Task prompt: In your copy, reproduce the entries exactly as they are, minus the images.

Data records
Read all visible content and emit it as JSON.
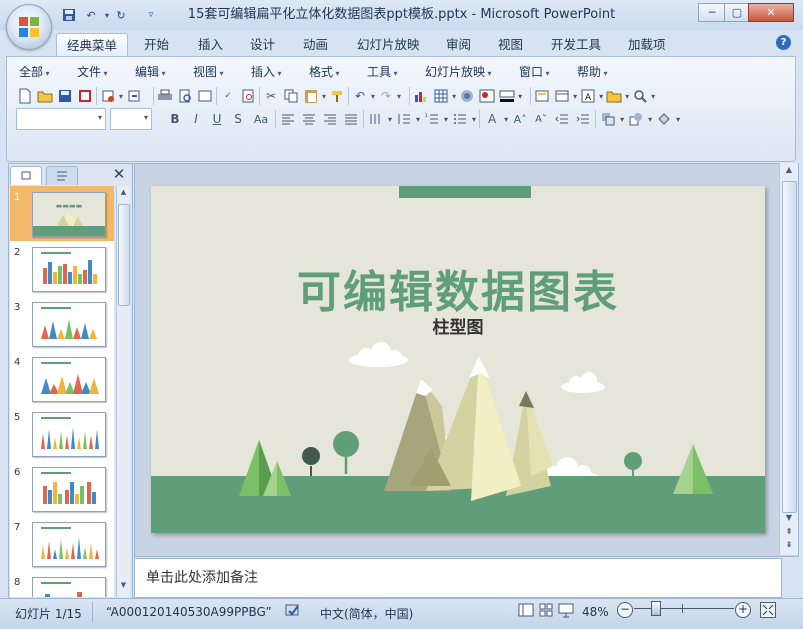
{
  "window": {
    "title": "15套可编辑扁平化立体化数据图表ppt模板.pptx - Microsoft PowerPoint"
  },
  "ribbon_tabs": [
    "经典菜单",
    "开始",
    "插入",
    "设计",
    "动画",
    "幻灯片放映",
    "审阅",
    "视图",
    "开发工具",
    "加载项"
  ],
  "classic_menus": [
    "全部",
    "文件",
    "编辑",
    "视图",
    "插入",
    "格式",
    "工具",
    "幻灯片放映",
    "窗口",
    "帮助"
  ],
  "slides_panel": {
    "thumbnails": [
      {
        "number": "1",
        "selected": true
      },
      {
        "number": "2",
        "selected": false
      },
      {
        "number": "3",
        "selected": false
      },
      {
        "number": "4",
        "selected": false
      },
      {
        "number": "5",
        "selected": false
      },
      {
        "number": "6",
        "selected": false
      },
      {
        "number": "7",
        "selected": false
      },
      {
        "number": "8",
        "selected": false
      }
    ]
  },
  "slide": {
    "title": "可编辑数据图表",
    "subtitle": "柱型图",
    "colors": {
      "background": "#e5e6d9",
      "accent": "#5f9e79",
      "ground": "#5f9e79",
      "mountain_light": "#f2efc4",
      "mountain_mid": "#d3d3a2",
      "mountain_dark": "#a6a57b"
    }
  },
  "notes": {
    "placeholder": "单击此处添加备注"
  },
  "status_bar": {
    "slide_indicator": "幻灯片 1/15",
    "theme_name": "“A000120140530A99PPBG”",
    "language": "中文(简体，中国)",
    "zoom": "48%"
  }
}
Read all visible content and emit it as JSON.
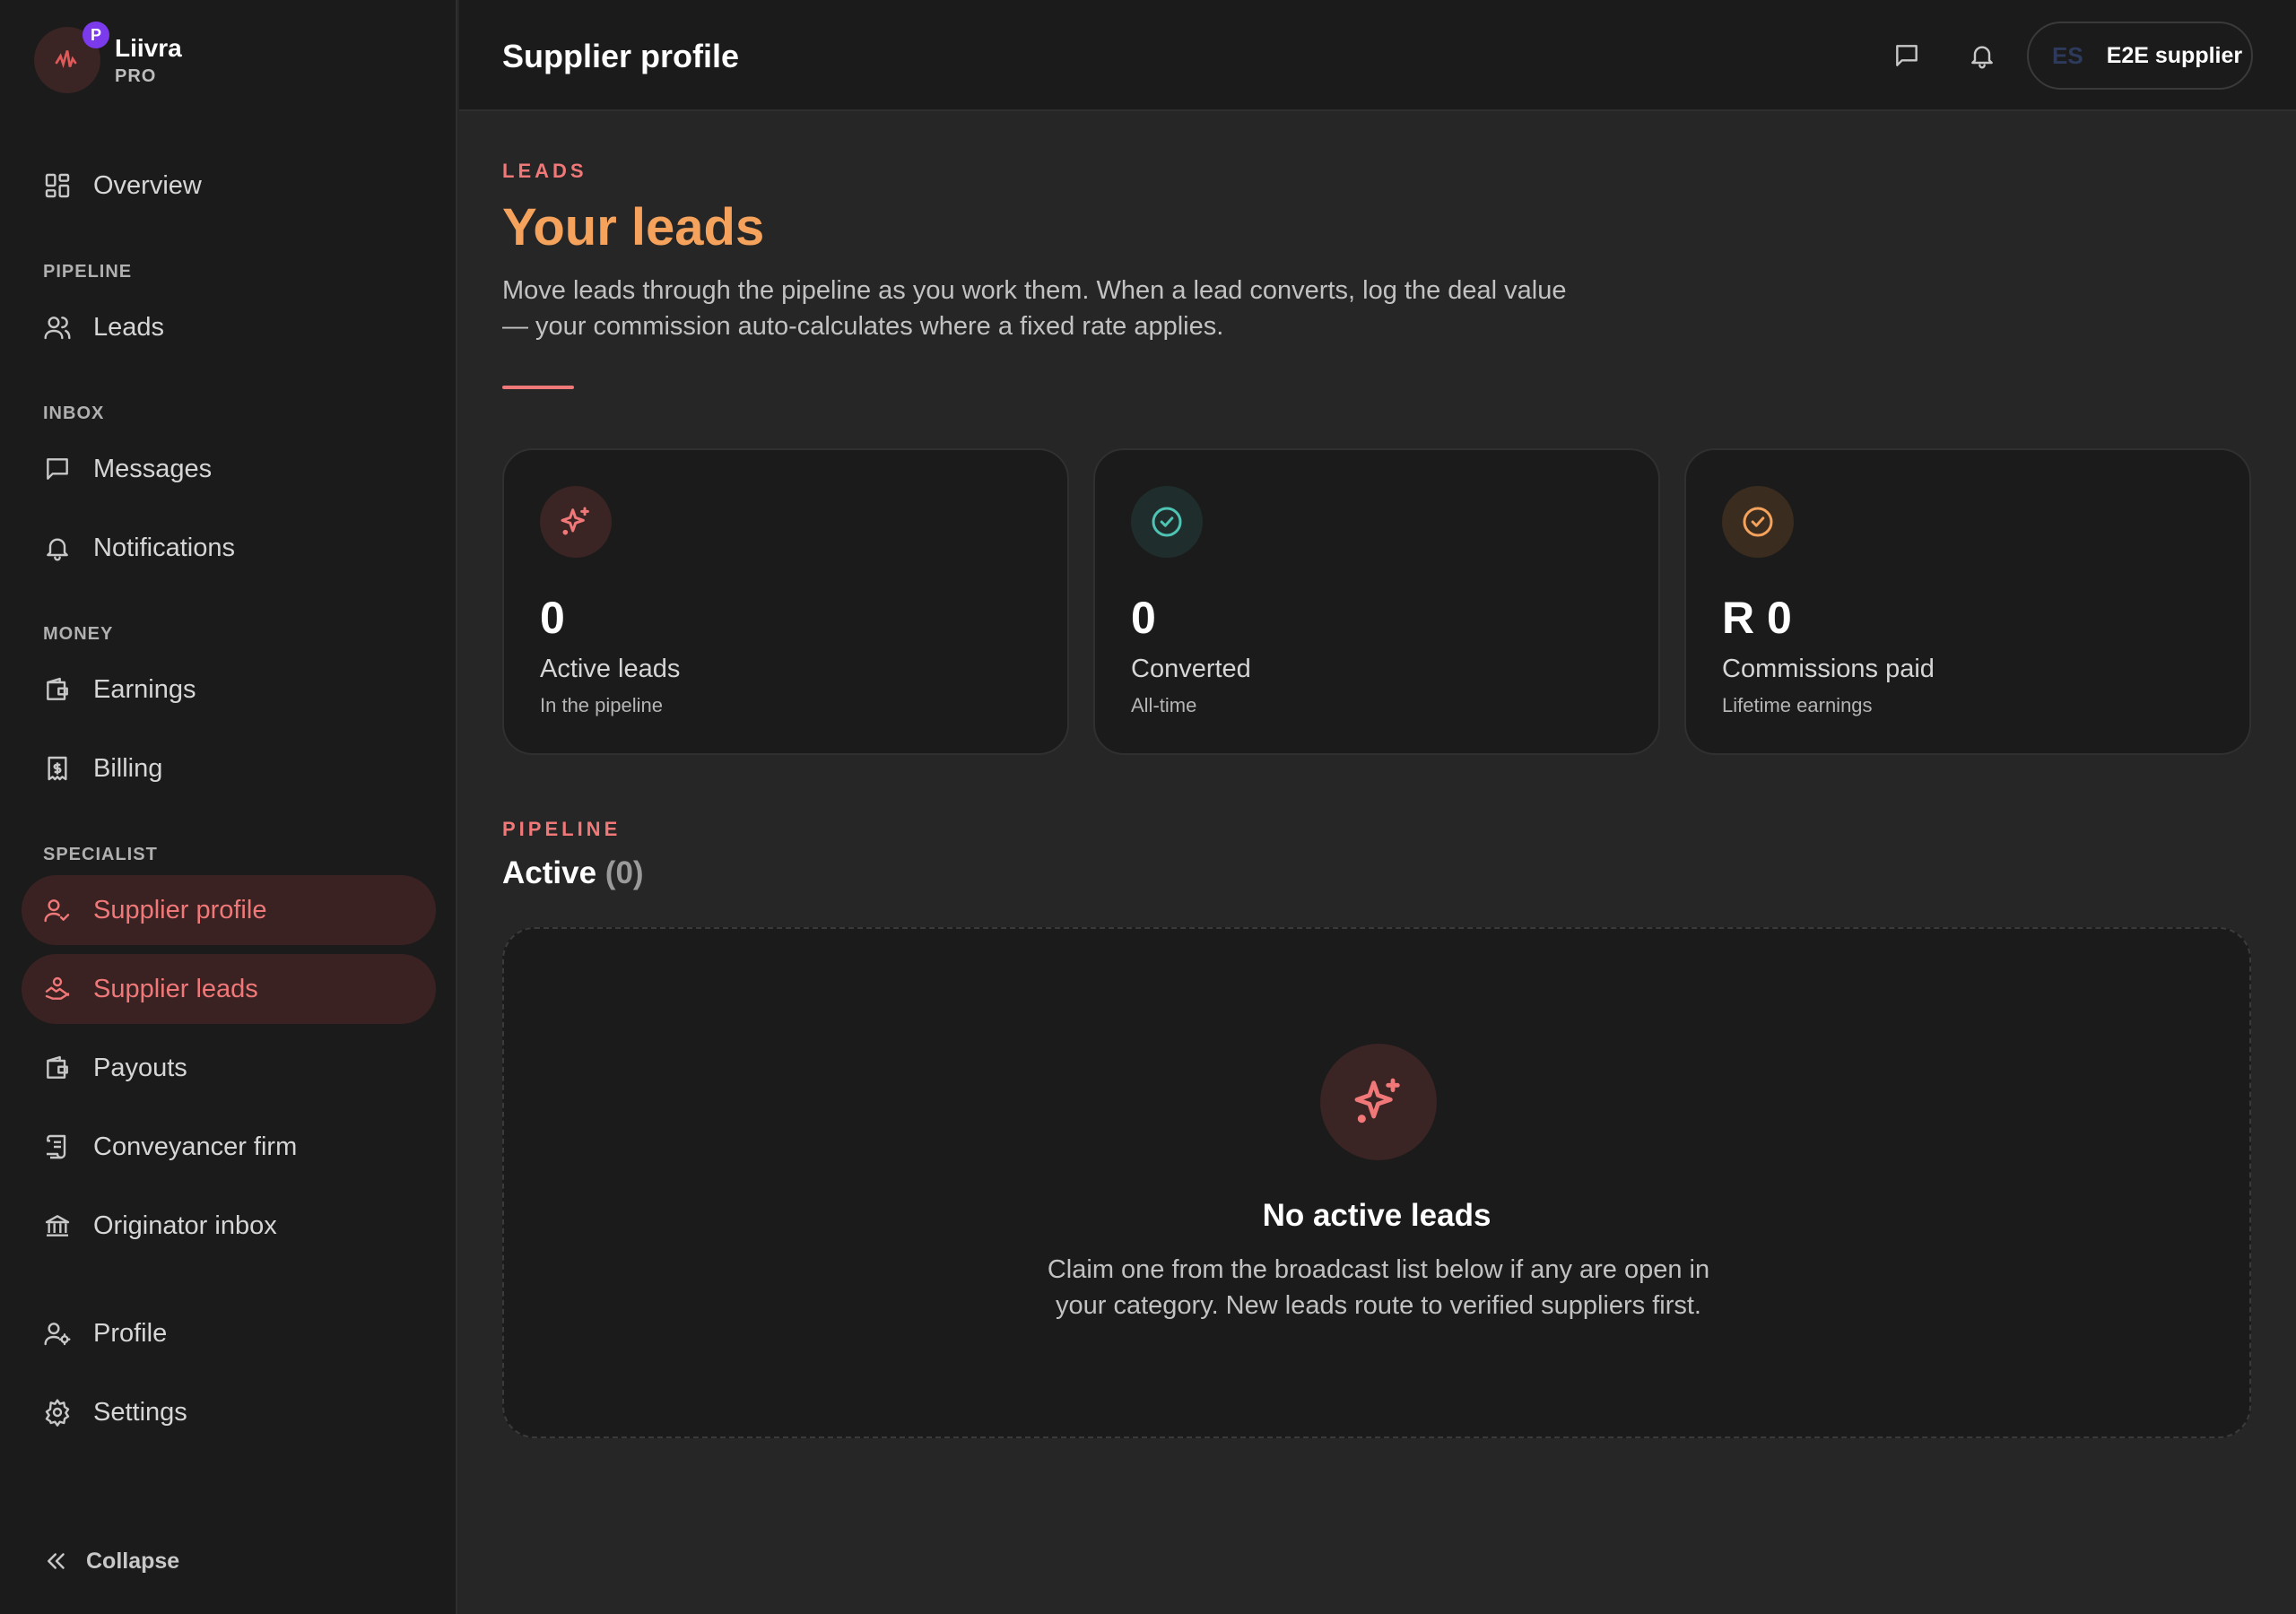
{
  "brand": {
    "name": "Liivra",
    "tier": "PRO",
    "badge": "P"
  },
  "sidebar": {
    "items": [
      {
        "label": "Overview"
      },
      {
        "section": "PIPELINE"
      },
      {
        "label": "Leads"
      },
      {
        "section": "INBOX"
      },
      {
        "label": "Messages"
      },
      {
        "label": "Notifications"
      },
      {
        "section": "MONEY"
      },
      {
        "label": "Earnings"
      },
      {
        "label": "Billing"
      },
      {
        "section": "SPECIALIST"
      },
      {
        "label": "Supplier profile",
        "active": true
      },
      {
        "label": "Supplier leads",
        "active": true
      },
      {
        "label": "Payouts"
      },
      {
        "label": "Conveyancer firm"
      },
      {
        "label": "Originator inbox"
      },
      {
        "label": "Profile"
      },
      {
        "label": "Settings"
      }
    ],
    "collapse_label": "Collapse"
  },
  "header": {
    "title": "Supplier profile",
    "user_initials": "ES",
    "user_name": "E2E supplier"
  },
  "hero": {
    "eyebrow": "LEADS",
    "title": "Your leads",
    "description": "Move leads through the pipeline as you work them. When a lead converts, log the deal value — your commission auto-calculates where a fixed rate applies."
  },
  "stats": [
    {
      "value": "0",
      "label": "Active leads",
      "sub": "In the pipeline",
      "icon": "sparkle-icon",
      "color": "#f07878"
    },
    {
      "value": "0",
      "label": "Converted",
      "sub": "All-time",
      "icon": "check-circle-icon",
      "color": "#4fc4b4"
    },
    {
      "value": "R 0",
      "label": "Commissions paid",
      "sub": "Lifetime earnings",
      "icon": "check-circle-icon",
      "color": "#f5a35c"
    }
  ],
  "pipeline": {
    "eyebrow": "PIPELINE",
    "title": "Active",
    "count": "(0)",
    "empty_title": "No active leads",
    "empty_description": "Claim one from the broadcast list below if any are open in your category. New leads route to verified suppliers first."
  },
  "colors": {
    "accent": "#f07878",
    "hero": "#f5a35c",
    "teal": "#4fc4b4",
    "badge": "#7c3aed"
  }
}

The result:
Read all visible content and emit it as JSON.
{
  "window": {
    "title": "15套可编辑扁平化立体化数据图表ppt模板.pptx - Microsoft PowerPoint"
  },
  "ribbon_tabs": [
    "经典菜单",
    "开始",
    "插入",
    "设计",
    "动画",
    "幻灯片放映",
    "审阅",
    "视图",
    "开发工具",
    "加载项"
  ],
  "classic_menus": [
    "全部",
    "文件",
    "编辑",
    "视图",
    "插入",
    "格式",
    "工具",
    "幻灯片放映",
    "窗口",
    "帮助"
  ],
  "slides_panel": {
    "thumbnails": [
      {
        "number": "1",
        "selected": true
      },
      {
        "number": "2",
        "selected": false
      },
      {
        "number": "3",
        "selected": false
      },
      {
        "number": "4",
        "selected": false
      },
      {
        "number": "5",
        "selected": false
      },
      {
        "number": "6",
        "selected": false
      },
      {
        "number": "7",
        "selected": false
      },
      {
        "number": "8",
        "selected": false
      }
    ]
  },
  "slide": {
    "title": "可编辑数据图表",
    "subtitle": "柱型图",
    "colors": {
      "background": "#e5e6d9",
      "accent": "#5f9e79",
      "ground": "#5f9e79",
      "mountain_light": "#f2efc4",
      "mountain_mid": "#d3d3a2",
      "mountain_dark": "#a6a57b"
    }
  },
  "notes": {
    "placeholder": "单击此处添加备注"
  },
  "status_bar": {
    "slide_indicator": "幻灯片 1/15",
    "theme_name": "“A000120140530A99PPBG”",
    "language": "中文(简体，中国)",
    "zoom": "48%"
  }
}
Read all visible content and emit it as JSON.
{
  "brand": {
    "name": "Liivra",
    "tier": "PRO",
    "badge": "P"
  },
  "sidebar": {
    "items": [
      {
        "label": "Overview"
      },
      {
        "section": "PIPELINE"
      },
      {
        "label": "Leads"
      },
      {
        "section": "INBOX"
      },
      {
        "label": "Messages"
      },
      {
        "label": "Notifications"
      },
      {
        "section": "MONEY"
      },
      {
        "label": "Earnings"
      },
      {
        "label": "Billing"
      },
      {
        "section": "SPECIALIST"
      },
      {
        "label": "Supplier profile",
        "active": true
      },
      {
        "label": "Supplier leads",
        "active": true
      },
      {
        "label": "Payouts"
      },
      {
        "label": "Conveyancer firm"
      },
      {
        "label": "Originator inbox"
      },
      {
        "label": "Profile"
      },
      {
        "label": "Settings"
      }
    ],
    "collapse_label": "Collapse"
  },
  "header": {
    "title": "Supplier profile",
    "user_initials": "ES",
    "user_name": "E2E supplier"
  },
  "hero": {
    "eyebrow": "LEADS",
    "title": "Your leads",
    "description": "Move leads through the pipeline as you work them. When a lead converts, log the deal value — your commission auto-calculates where a fixed rate applies."
  },
  "stats": [
    {
      "value": "0",
      "label": "Active leads",
      "sub": "In the pipeline",
      "icon": "sparkle-icon",
      "color": "#f07878"
    },
    {
      "value": "0",
      "label": "Converted",
      "sub": "All-time",
      "icon": "check-circle-icon",
      "color": "#4fc4b4"
    },
    {
      "value": "R 0",
      "label": "Commissions paid",
      "sub": "Lifetime earnings",
      "icon": "check-circle-icon",
      "color": "#f5a35c"
    }
  ],
  "pipeline": {
    "eyebrow": "PIPELINE",
    "title": "Active",
    "count": "(0)",
    "empty_title": "No active leads",
    "empty_description": "Claim one from the broadcast list below if any are open in your category. New leads route to verified suppliers first."
  },
  "colors": {
    "accent": "#f07878",
    "hero": "#f5a35c",
    "teal": "#4fc4b4",
    "badge": "#7c3aed"
  }
}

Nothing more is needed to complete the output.